- [Data]:
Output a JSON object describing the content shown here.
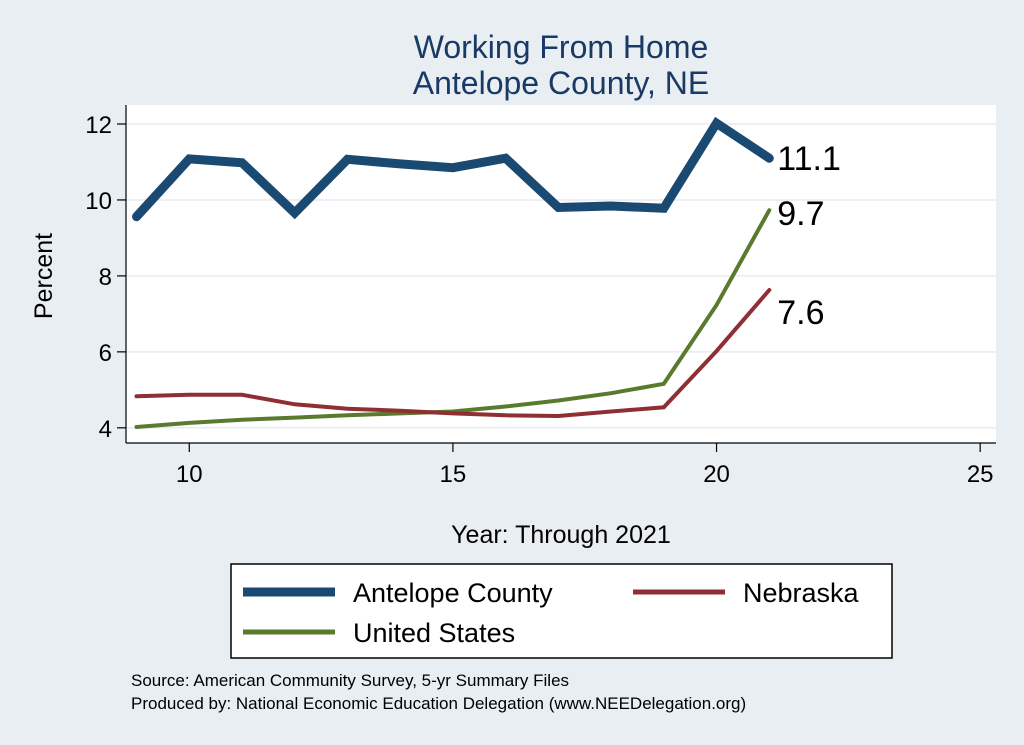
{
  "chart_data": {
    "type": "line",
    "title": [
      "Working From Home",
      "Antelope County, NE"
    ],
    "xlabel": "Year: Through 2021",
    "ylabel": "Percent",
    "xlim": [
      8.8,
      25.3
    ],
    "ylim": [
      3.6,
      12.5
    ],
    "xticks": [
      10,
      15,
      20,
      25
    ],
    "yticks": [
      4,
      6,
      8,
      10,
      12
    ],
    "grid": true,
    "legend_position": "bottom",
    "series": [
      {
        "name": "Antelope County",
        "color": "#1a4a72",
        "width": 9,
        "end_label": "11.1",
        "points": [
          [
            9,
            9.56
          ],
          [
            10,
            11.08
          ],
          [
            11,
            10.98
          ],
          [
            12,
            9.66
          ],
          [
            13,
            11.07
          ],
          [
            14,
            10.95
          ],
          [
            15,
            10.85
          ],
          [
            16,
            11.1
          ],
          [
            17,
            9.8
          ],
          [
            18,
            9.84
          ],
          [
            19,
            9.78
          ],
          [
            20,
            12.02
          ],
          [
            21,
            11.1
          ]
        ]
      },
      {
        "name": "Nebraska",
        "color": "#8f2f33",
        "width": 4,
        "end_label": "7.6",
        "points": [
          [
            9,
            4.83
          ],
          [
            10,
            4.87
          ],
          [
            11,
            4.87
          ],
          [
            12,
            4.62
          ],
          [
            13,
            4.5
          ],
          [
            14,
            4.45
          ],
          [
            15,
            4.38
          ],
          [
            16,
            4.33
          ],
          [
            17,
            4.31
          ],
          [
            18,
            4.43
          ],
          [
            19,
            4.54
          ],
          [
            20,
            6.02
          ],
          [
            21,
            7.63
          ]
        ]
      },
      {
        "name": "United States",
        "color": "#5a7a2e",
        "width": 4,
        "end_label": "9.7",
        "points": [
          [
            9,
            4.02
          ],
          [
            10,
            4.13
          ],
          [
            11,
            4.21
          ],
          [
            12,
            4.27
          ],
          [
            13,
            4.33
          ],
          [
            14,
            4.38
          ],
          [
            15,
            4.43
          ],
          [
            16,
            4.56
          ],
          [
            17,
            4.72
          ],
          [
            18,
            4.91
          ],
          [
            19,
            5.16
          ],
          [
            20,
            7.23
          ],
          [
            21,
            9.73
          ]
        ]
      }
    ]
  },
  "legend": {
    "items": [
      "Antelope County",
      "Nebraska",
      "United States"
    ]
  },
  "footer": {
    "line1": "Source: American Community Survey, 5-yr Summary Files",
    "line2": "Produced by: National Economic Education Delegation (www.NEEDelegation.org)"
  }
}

- [Written task]: Copy out every line of the material above that mentions the word "County".

- [Exercise response]:
      "Antelope County, NE"
        "name": "Antelope County",
      "Antelope County",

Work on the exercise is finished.